Given problem: Without the pictures, can you quote each line below exactly?

Excerpted records:
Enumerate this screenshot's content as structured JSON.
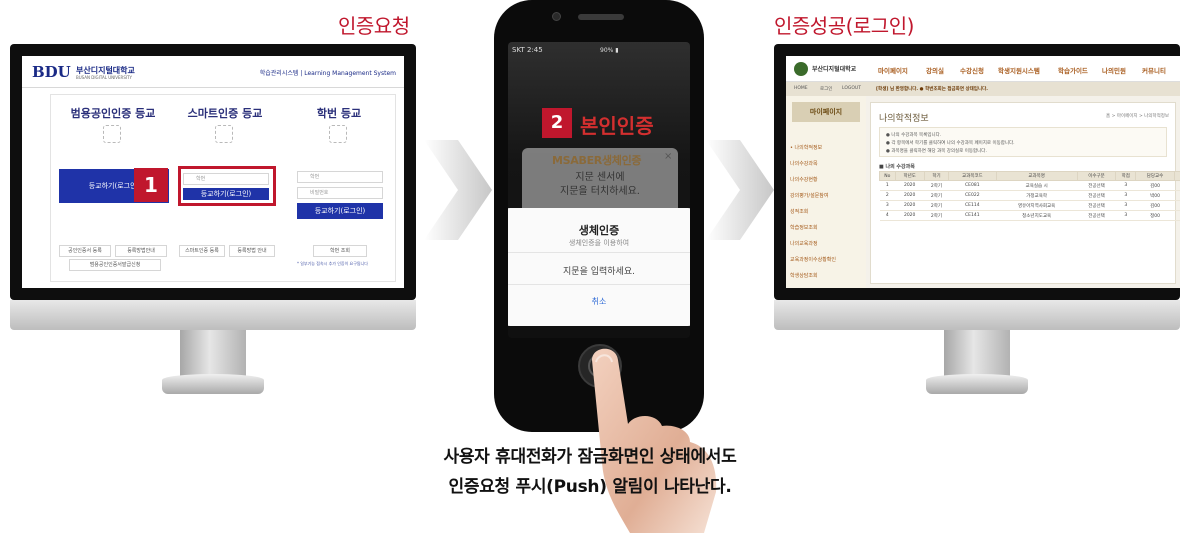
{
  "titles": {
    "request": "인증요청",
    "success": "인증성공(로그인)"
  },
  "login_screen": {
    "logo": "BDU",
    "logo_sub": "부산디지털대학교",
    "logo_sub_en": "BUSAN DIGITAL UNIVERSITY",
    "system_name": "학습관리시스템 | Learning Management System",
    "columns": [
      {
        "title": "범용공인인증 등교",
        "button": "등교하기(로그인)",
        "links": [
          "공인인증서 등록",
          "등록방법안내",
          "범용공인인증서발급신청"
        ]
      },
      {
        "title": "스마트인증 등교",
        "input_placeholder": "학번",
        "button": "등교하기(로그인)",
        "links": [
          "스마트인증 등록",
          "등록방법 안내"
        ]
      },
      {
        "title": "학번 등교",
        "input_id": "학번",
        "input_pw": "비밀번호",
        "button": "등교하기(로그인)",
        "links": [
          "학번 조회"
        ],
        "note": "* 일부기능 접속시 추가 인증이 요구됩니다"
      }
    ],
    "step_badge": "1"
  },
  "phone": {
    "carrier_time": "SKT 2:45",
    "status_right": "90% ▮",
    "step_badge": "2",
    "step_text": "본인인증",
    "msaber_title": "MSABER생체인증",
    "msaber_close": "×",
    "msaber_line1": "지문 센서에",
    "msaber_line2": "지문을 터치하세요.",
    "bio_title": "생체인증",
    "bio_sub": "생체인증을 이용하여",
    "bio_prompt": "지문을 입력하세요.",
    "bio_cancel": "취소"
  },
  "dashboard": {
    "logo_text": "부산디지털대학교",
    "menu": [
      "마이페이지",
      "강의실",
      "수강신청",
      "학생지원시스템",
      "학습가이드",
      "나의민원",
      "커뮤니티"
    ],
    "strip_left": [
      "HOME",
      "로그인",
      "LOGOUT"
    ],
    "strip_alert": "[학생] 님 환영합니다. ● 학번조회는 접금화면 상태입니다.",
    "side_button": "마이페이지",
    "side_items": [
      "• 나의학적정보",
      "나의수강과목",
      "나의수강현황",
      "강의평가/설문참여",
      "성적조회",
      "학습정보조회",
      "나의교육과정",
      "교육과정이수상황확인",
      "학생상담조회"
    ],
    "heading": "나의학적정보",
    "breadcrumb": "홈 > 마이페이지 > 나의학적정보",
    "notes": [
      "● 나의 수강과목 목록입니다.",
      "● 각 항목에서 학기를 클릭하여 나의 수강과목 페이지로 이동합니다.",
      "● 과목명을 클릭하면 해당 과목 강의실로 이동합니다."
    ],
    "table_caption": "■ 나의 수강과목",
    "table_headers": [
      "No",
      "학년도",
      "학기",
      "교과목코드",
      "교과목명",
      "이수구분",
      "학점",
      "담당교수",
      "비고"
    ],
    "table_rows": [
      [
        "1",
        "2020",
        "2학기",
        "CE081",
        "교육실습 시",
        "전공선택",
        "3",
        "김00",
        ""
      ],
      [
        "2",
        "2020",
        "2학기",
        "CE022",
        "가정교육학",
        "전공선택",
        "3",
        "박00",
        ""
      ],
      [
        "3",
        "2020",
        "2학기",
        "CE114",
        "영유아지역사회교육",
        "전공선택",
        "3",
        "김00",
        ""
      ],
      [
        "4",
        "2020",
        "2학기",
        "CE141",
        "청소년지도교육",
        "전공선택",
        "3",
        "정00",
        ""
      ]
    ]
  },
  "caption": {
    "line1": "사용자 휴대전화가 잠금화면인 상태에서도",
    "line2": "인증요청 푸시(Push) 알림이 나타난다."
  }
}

Expected answer:
Enumerate this screenshot's content as structured JSON.
{
  "titles": {
    "request": "인증요청",
    "success": "인증성공(로그인)"
  },
  "login_screen": {
    "logo": "BDU",
    "logo_sub": "부산디지털대학교",
    "logo_sub_en": "BUSAN DIGITAL UNIVERSITY",
    "system_name": "학습관리시스템 | Learning Management System",
    "columns": [
      {
        "title": "범용공인인증 등교",
        "button": "등교하기(로그인)",
        "links": [
          "공인인증서 등록",
          "등록방법안내",
          "범용공인인증서발급신청"
        ]
      },
      {
        "title": "스마트인증 등교",
        "input_placeholder": "학번",
        "button": "등교하기(로그인)",
        "links": [
          "스마트인증 등록",
          "등록방법 안내"
        ]
      },
      {
        "title": "학번 등교",
        "input_id": "학번",
        "input_pw": "비밀번호",
        "button": "등교하기(로그인)",
        "links": [
          "학번 조회"
        ],
        "note": "* 일부기능 접속시 추가 인증이 요구됩니다"
      }
    ],
    "step_badge": "1"
  },
  "phone": {
    "carrier_time": "SKT 2:45",
    "status_right": "90% ▮",
    "step_badge": "2",
    "step_text": "본인인증",
    "msaber_title": "MSABER생체인증",
    "msaber_close": "×",
    "msaber_line1": "지문 센서에",
    "msaber_line2": "지문을 터치하세요.",
    "bio_title": "생체인증",
    "bio_sub": "생체인증을 이용하여",
    "bio_prompt": "지문을 입력하세요.",
    "bio_cancel": "취소"
  },
  "dashboard": {
    "logo_text": "부산디지털대학교",
    "menu": [
      "마이페이지",
      "강의실",
      "수강신청",
      "학생지원시스템",
      "학습가이드",
      "나의민원",
      "커뮤니티"
    ],
    "strip_left": [
      "HOME",
      "로그인",
      "LOGOUT"
    ],
    "strip_alert": "[학생] 님 환영합니다. ● 학번조회는 접금화면 상태입니다.",
    "side_button": "마이페이지",
    "side_items": [
      "• 나의학적정보",
      "나의수강과목",
      "나의수강현황",
      "강의평가/설문참여",
      "성적조회",
      "학습정보조회",
      "나의교육과정",
      "교육과정이수상황확인",
      "학생상담조회"
    ],
    "heading": "나의학적정보",
    "breadcrumb": "홈 > 마이페이지 > 나의학적정보",
    "notes": [
      "● 나의 수강과목 목록입니다.",
      "● 각 항목에서 학기를 클릭하여 나의 수강과목 페이지로 이동합니다.",
      "● 과목명을 클릭하면 해당 과목 강의실로 이동합니다."
    ],
    "table_caption": "■ 나의 수강과목",
    "table_headers": [
      "No",
      "학년도",
      "학기",
      "교과목코드",
      "교과목명",
      "이수구분",
      "학점",
      "담당교수",
      "비고"
    ],
    "table_rows": [
      [
        "1",
        "2020",
        "2학기",
        "CE081",
        "교육실습 시",
        "전공선택",
        "3",
        "김00",
        ""
      ],
      [
        "2",
        "2020",
        "2학기",
        "CE022",
        "가정교육학",
        "전공선택",
        "3",
        "박00",
        ""
      ],
      [
        "3",
        "2020",
        "2학기",
        "CE114",
        "영유아지역사회교육",
        "전공선택",
        "3",
        "김00",
        ""
      ],
      [
        "4",
        "2020",
        "2학기",
        "CE141",
        "청소년지도교육",
        "전공선택",
        "3",
        "정00",
        ""
      ]
    ]
  },
  "caption": {
    "line1": "사용자 휴대전화가 잠금화면인 상태에서도",
    "line2": "인증요청 푸시(Push) 알림이 나타난다."
  }
}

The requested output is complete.